* Required work
Look for the word "image" in each line and report the count of matching lines, with nothing added.

--

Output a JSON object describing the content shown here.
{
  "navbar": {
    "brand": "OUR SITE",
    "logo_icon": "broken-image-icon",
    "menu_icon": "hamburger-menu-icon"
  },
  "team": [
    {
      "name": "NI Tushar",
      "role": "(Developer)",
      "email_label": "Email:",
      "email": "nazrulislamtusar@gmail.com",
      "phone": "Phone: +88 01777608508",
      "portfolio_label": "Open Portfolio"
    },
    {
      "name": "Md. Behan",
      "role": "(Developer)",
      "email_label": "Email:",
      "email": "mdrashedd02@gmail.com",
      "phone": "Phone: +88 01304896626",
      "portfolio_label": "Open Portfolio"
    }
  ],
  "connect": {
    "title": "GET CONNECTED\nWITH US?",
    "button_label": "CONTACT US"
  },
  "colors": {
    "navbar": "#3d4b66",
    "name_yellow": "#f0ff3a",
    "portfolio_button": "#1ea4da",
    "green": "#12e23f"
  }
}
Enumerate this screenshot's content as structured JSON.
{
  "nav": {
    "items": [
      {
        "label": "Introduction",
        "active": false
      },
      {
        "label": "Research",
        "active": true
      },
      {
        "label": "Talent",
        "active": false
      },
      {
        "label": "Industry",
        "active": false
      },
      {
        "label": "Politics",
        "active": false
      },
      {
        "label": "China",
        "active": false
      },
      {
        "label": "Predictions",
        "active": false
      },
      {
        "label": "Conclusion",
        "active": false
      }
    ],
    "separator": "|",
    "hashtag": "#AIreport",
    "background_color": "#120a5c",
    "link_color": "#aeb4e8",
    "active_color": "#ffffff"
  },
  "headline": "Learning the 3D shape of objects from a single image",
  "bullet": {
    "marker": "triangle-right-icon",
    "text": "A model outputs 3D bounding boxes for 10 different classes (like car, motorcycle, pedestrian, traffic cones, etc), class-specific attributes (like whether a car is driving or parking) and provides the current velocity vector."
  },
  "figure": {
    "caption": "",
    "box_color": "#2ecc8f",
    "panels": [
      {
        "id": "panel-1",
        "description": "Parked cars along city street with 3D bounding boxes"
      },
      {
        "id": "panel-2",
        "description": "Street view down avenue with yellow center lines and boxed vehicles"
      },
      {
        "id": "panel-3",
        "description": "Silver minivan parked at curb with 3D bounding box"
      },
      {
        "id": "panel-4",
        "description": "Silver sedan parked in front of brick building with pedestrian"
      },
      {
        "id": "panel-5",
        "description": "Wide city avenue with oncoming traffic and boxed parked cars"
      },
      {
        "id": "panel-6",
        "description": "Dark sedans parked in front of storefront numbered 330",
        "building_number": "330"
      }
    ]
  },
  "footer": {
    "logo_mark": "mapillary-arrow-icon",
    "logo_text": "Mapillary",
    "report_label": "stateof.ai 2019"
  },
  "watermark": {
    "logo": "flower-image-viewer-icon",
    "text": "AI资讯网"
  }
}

--

* Solved problem
3